__Dataset content__.

--- Begin ---

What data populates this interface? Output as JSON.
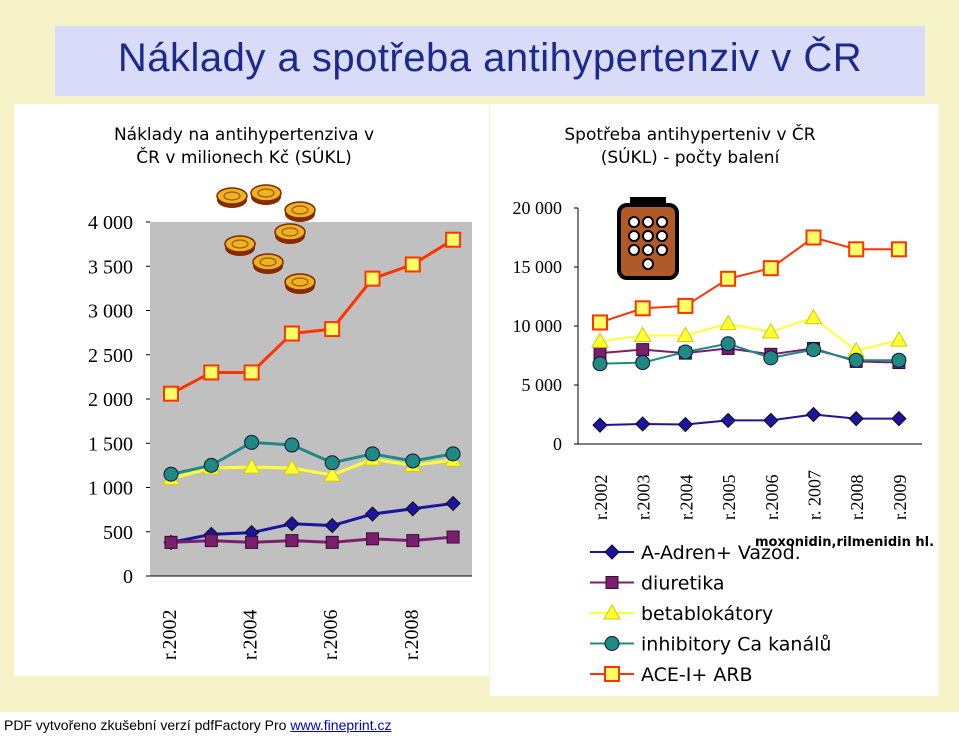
{
  "slide_title": "Náklady a spotřeba antihypertenziv v ČR",
  "footer": {
    "text": "PDF vytvořeno zkušební verzí pdfFactory Pro ",
    "link": "www.fineprint.cz"
  },
  "colors": {
    "A-Adren+ Vazod.": "#1b14a0",
    "diuretika": "#7a1f6e",
    "betablokátory": "#ffff33",
    "inhibitory Ca kanálů": "#1f8a82",
    "ACE-I+ ARB": "#ff3300"
  },
  "icons": [
    "coin-pile-icon",
    "pill-pack-icon"
  ],
  "chart_data": [
    {
      "type": "line",
      "title": "Náklady na antihypertenziva v ČR v milionech Kč (SÚKL)",
      "title_lines": [
        "Náklady na antihypertenziva v",
        "ČR v milionech Kč (SÚKL)"
      ],
      "categories": [
        "r.2002",
        "",
        "r.2004",
        "",
        "r.2006",
        "",
        "r.2008",
        ""
      ],
      "tick_labels": [
        "r.2002",
        "r.2004",
        "r.2006",
        "r.2008"
      ],
      "y_tick_labels": [
        "0",
        "500",
        "1 000",
        "1 500",
        "2 000",
        "2 500",
        "3 000",
        "3 500",
        "4 000"
      ],
      "ylim": [
        0,
        4000
      ],
      "grid": false,
      "legend": "none",
      "series": [
        {
          "name": "A-Adren+ Vazod.",
          "marker": "diamond",
          "values": [
            380,
            470,
            490,
            590,
            570,
            700,
            760,
            820
          ]
        },
        {
          "name": "diuretika",
          "marker": "square",
          "values": [
            380,
            400,
            380,
            400,
            380,
            420,
            400,
            440
          ]
        },
        {
          "name": "betablokátory",
          "marker": "triangle",
          "values": [
            1100,
            1220,
            1230,
            1220,
            1140,
            1320,
            1250,
            1310
          ]
        },
        {
          "name": "inhibitory Ca kanálů",
          "marker": "circle",
          "values": [
            1150,
            1250,
            1510,
            1480,
            1280,
            1380,
            1300,
            1380
          ]
        },
        {
          "name": "ACE-I+ ARB",
          "marker": "square",
          "values": [
            2060,
            2300,
            2300,
            2740,
            2790,
            3360,
            3520,
            3800
          ]
        }
      ]
    },
    {
      "type": "line",
      "title": "Spotřeba antihypertenziv v ČR (SÚKL) - počty balení",
      "title_lines": [
        "Spotřeba antihyperteniv v ČR",
        "(SÚKL) - počty balení"
      ],
      "categories": [
        "r.2002",
        "r.2003",
        "r.2004",
        "r.2005",
        "r.2006",
        "r. 2007",
        "r.2008",
        "r.2009"
      ],
      "y_tick_labels": [
        "0",
        "5 000",
        "10 000",
        "15 000",
        "20 000"
      ],
      "ylim": [
        0,
        20000
      ],
      "grid": false,
      "legend": "bottom-right",
      "legend_note": "moxonidin,rilmenidin hl.",
      "series": [
        {
          "name": "A-Adren+ Vazod.",
          "marker": "diamond",
          "values": [
            1600,
            1700,
            1650,
            2000,
            2000,
            2500,
            2150,
            2150
          ]
        },
        {
          "name": "diuretika",
          "marker": "square",
          "values": [
            7700,
            8000,
            7700,
            8100,
            7600,
            8100,
            7000,
            6900
          ]
        },
        {
          "name": "betablokátory",
          "marker": "triangle",
          "values": [
            8700,
            9200,
            9200,
            10200,
            9500,
            10700,
            7900,
            8800
          ]
        },
        {
          "name": "inhibitory Ca kanálů",
          "marker": "circle",
          "values": [
            6800,
            6900,
            7800,
            8500,
            7300,
            8000,
            7100,
            7100
          ]
        },
        {
          "name": "ACE-I+ ARB",
          "marker": "square",
          "values": [
            10300,
            11500,
            11700,
            14000,
            14900,
            17500,
            16500,
            16500
          ]
        }
      ]
    }
  ]
}
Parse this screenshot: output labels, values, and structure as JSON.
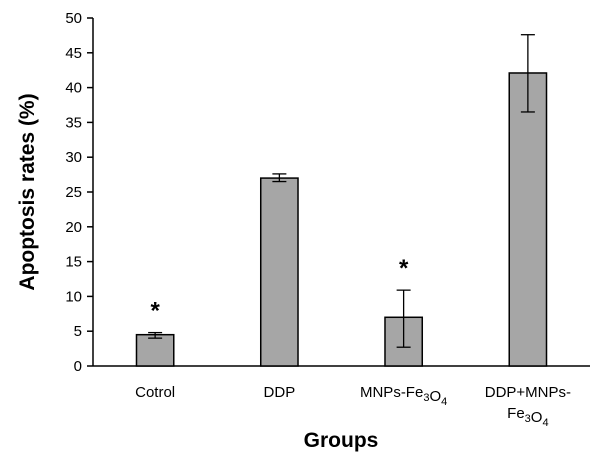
{
  "chart_data": {
    "type": "bar",
    "xlabel": "Groups",
    "ylabel": "Apoptosis rates (%)",
    "ylim": [
      0,
      50
    ],
    "yticks": [
      0,
      5,
      10,
      15,
      20,
      25,
      30,
      35,
      40,
      45,
      50
    ],
    "grid": false,
    "bar_color": "#a6a6a6",
    "categories": [
      {
        "label_lines": [
          "Cotrol"
        ],
        "value": 4.5,
        "err_low": 4.0,
        "err_high": 4.8,
        "significance": "*"
      },
      {
        "label_lines": [
          "DDP"
        ],
        "value": 27.0,
        "err_low": 26.5,
        "err_high": 27.6,
        "significance": ""
      },
      {
        "label_lines": [
          "MNPs-Fe3O4"
        ],
        "value": 7.0,
        "err_low": 2.7,
        "err_high": 10.9,
        "significance": "*"
      },
      {
        "label_lines": [
          "DDP+MNPs-",
          "Fe3O4"
        ],
        "value": 42.1,
        "err_low": 36.5,
        "err_high": 47.6,
        "significance": ""
      }
    ]
  }
}
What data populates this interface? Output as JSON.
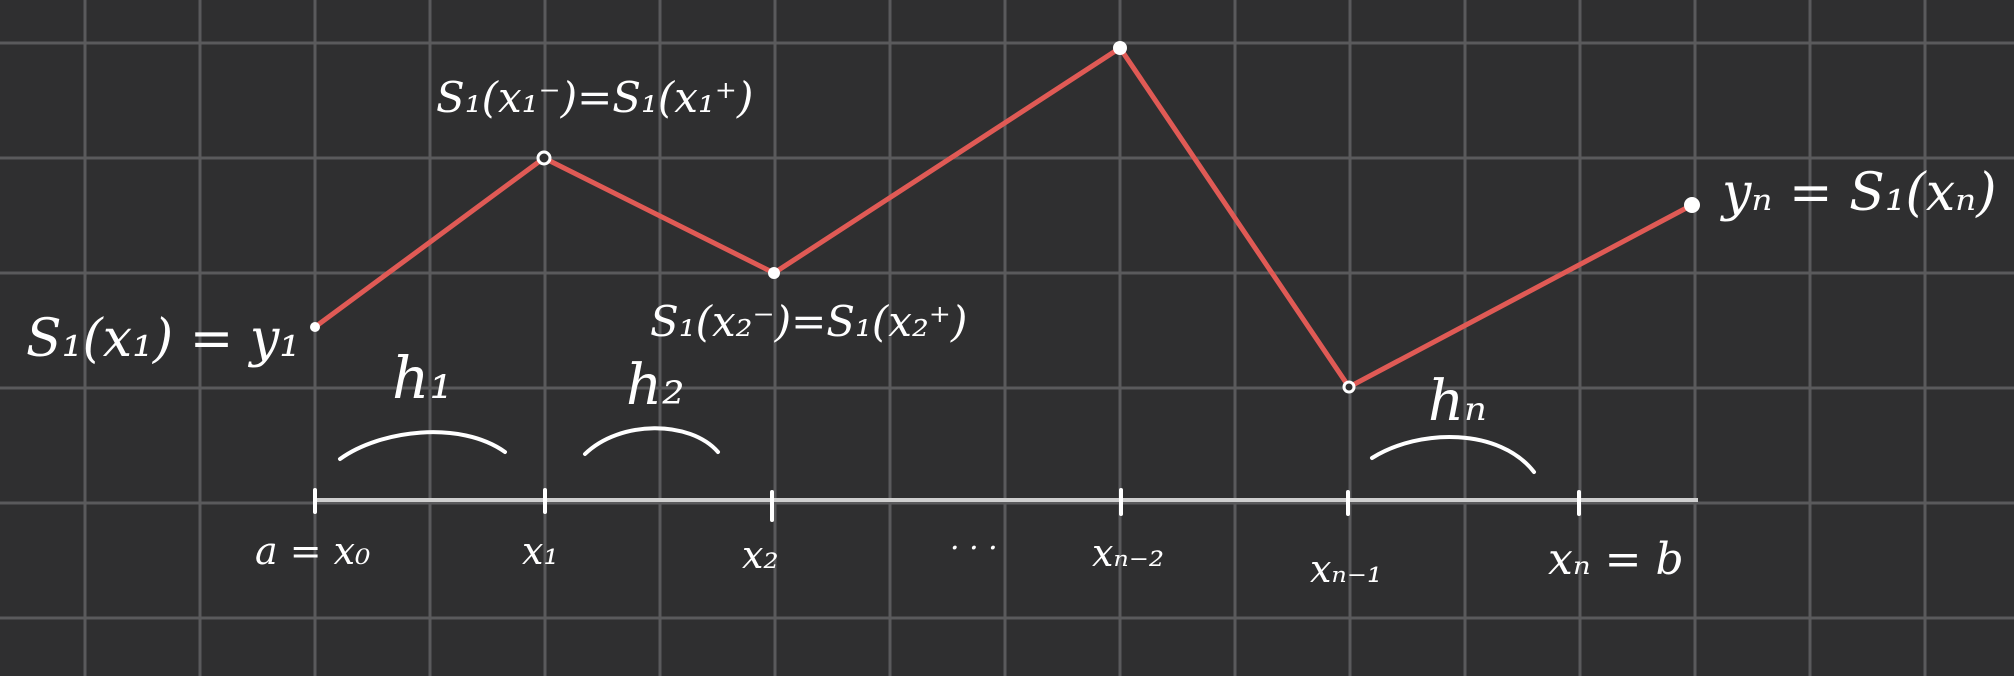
{
  "diagram": {
    "colors": {
      "background": "#2f2f30",
      "grid": "#5a5a5c",
      "axis": "#cfcfcf",
      "spline": "#e05a55",
      "ink": "#ffffff"
    },
    "axis_labels": {
      "x0": "a = x₀",
      "x1": "x₁",
      "x2": "x₂",
      "dots": "· · ·",
      "xn2": "xₙ₋₂",
      "xn1": "xₙ₋₁",
      "xn": "xₙ = b"
    },
    "interval_labels": {
      "h1": "h₁",
      "h2": "h₂",
      "hn": "hₙ"
    },
    "point_annotations": {
      "start": "S₁(x₁) = y₁",
      "p1": "S₁(x₁⁻)=S₁(x₁⁺)",
      "p2": "S₁(x₂⁻)=S₁(x₂⁺)",
      "end": "yₙ = S₁(xₙ)"
    }
  }
}
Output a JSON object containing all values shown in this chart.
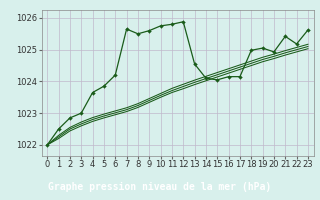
{
  "title": "Graphe pression niveau de la mer (hPa)",
  "bg_color": "#d8f0ec",
  "grid_color": "#c0b8cc",
  "line_color": "#1a5c1a",
  "label_color": "#1a5c1a",
  "ylim": [
    1021.65,
    1026.25
  ],
  "xlim": [
    -0.5,
    23.5
  ],
  "yticks": [
    1022,
    1023,
    1024,
    1025,
    1026
  ],
  "xticks": [
    0,
    1,
    2,
    3,
    4,
    5,
    6,
    7,
    8,
    9,
    10,
    11,
    12,
    13,
    14,
    15,
    16,
    17,
    18,
    19,
    20,
    21,
    22,
    23
  ],
  "series_main": [
    1022.0,
    1022.5,
    1022.85,
    1023.0,
    1023.65,
    1023.85,
    1024.2,
    1025.65,
    1025.5,
    1025.6,
    1025.75,
    1025.8,
    1025.88,
    1024.55,
    1024.1,
    1024.05,
    1024.15,
    1024.15,
    1024.98,
    1025.05,
    1024.93,
    1025.42,
    1025.18,
    1025.62
  ],
  "series_trend1": [
    1022.0,
    1022.3,
    1022.55,
    1022.72,
    1022.86,
    1022.97,
    1023.07,
    1023.17,
    1023.3,
    1023.46,
    1023.62,
    1023.78,
    1023.91,
    1024.04,
    1024.16,
    1024.28,
    1024.4,
    1024.52,
    1024.64,
    1024.76,
    1024.86,
    1024.97,
    1025.07,
    1025.17
  ],
  "series_trend2": [
    1022.0,
    1022.25,
    1022.5,
    1022.66,
    1022.8,
    1022.91,
    1023.01,
    1023.11,
    1023.24,
    1023.4,
    1023.56,
    1023.71,
    1023.84,
    1023.97,
    1024.09,
    1024.21,
    1024.33,
    1024.45,
    1024.57,
    1024.69,
    1024.79,
    1024.9,
    1025.0,
    1025.1
  ],
  "series_trend3": [
    1022.0,
    1022.2,
    1022.44,
    1022.6,
    1022.74,
    1022.85,
    1022.95,
    1023.05,
    1023.18,
    1023.34,
    1023.5,
    1023.65,
    1023.77,
    1023.9,
    1024.02,
    1024.14,
    1024.26,
    1024.38,
    1024.5,
    1024.62,
    1024.72,
    1024.83,
    1024.93,
    1025.03
  ],
  "tick_fontsize": 6,
  "xlabel_fontsize": 7,
  "bottom_bar_color": "#2a6e2a",
  "bottom_bar_bg": "#4a8a4a"
}
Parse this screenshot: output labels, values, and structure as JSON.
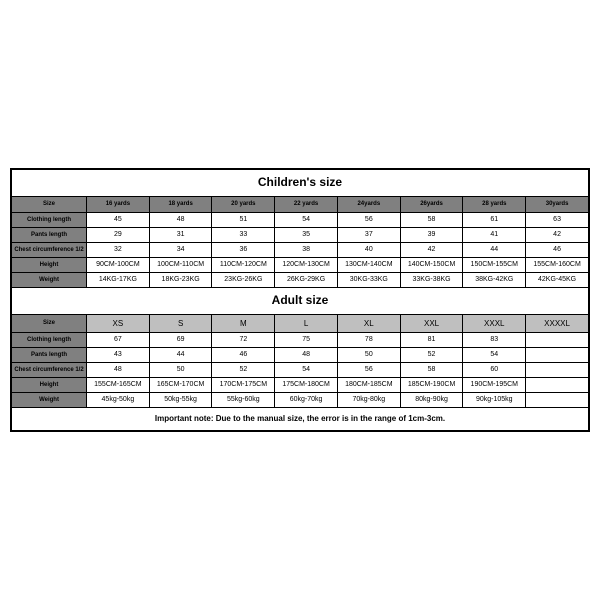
{
  "children": {
    "title": "Children's size",
    "columns": [
      "Size",
      "16 yards",
      "18 yards",
      "20 yards",
      "22 yards",
      "24yards",
      "26yards",
      "28 yards",
      "30yards"
    ],
    "rows": [
      {
        "label": "Clothing length",
        "values": [
          "45",
          "48",
          "51",
          "54",
          "56",
          "58",
          "61",
          "63"
        ]
      },
      {
        "label": "Pants length",
        "values": [
          "29",
          "31",
          "33",
          "35",
          "37",
          "39",
          "41",
          "42"
        ]
      },
      {
        "label": "Chest circumference 1/2",
        "values": [
          "32",
          "34",
          "36",
          "38",
          "40",
          "42",
          "44",
          "46"
        ]
      },
      {
        "label": "Height",
        "values": [
          "90CM-100CM",
          "100CM-110CM",
          "110CM-120CM",
          "120CM-130CM",
          "130CM-140CM",
          "140CM-150CM",
          "150CM-155CM",
          "155CM-160CM"
        ]
      },
      {
        "label": "Weight",
        "values": [
          "14KG-17KG",
          "18KG-23KG",
          "23KG-26KG",
          "26KG-29KG",
          "30KG-33KG",
          "33KG-38KG",
          "38KG-42KG",
          "42KG-45KG"
        ]
      }
    ]
  },
  "adult": {
    "title": "Adult size",
    "columns": [
      "Size",
      "XS",
      "S",
      "M",
      "L",
      "XL",
      "XXL",
      "XXXL",
      "XXXXL"
    ],
    "rows": [
      {
        "label": "Clothing length",
        "values": [
          "67",
          "69",
          "72",
          "75",
          "78",
          "81",
          "83",
          ""
        ]
      },
      {
        "label": "Pants length",
        "values": [
          "43",
          "44",
          "46",
          "48",
          "50",
          "52",
          "54",
          ""
        ]
      },
      {
        "label": "Chest circumference 1/2",
        "values": [
          "48",
          "50",
          "52",
          "54",
          "56",
          "58",
          "60",
          ""
        ]
      },
      {
        "label": "Height",
        "values": [
          "155CM-165CM",
          "165CM-170CM",
          "170CM-175CM",
          "175CM-180CM",
          "180CM-185CM",
          "185CM-190CM",
          "190CM-195CM",
          ""
        ]
      },
      {
        "label": "Weight",
        "values": [
          "45kg-50kg",
          "50kg-55kg",
          "55kg-60kg",
          "60kg-70kg",
          "70kg-80kg",
          "80kg-90kg",
          "90kg-105kg",
          ""
        ]
      }
    ]
  },
  "note": "Important note: Due to the manual size, the error is in the range of 1cm-3cm.",
  "style": {
    "header_bg": "#808080",
    "adult_size_bg": "#bfbfbf",
    "border_color": "#000000",
    "text_color": "#000000",
    "bg": "#ffffff"
  }
}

--- End ---

Go through the entries above and copy every line containing "počty".

      "title": "Spotřeba antihypertenziv v ČR (SÚKL) - počty balení",
        "(SÚKL) - počty balení"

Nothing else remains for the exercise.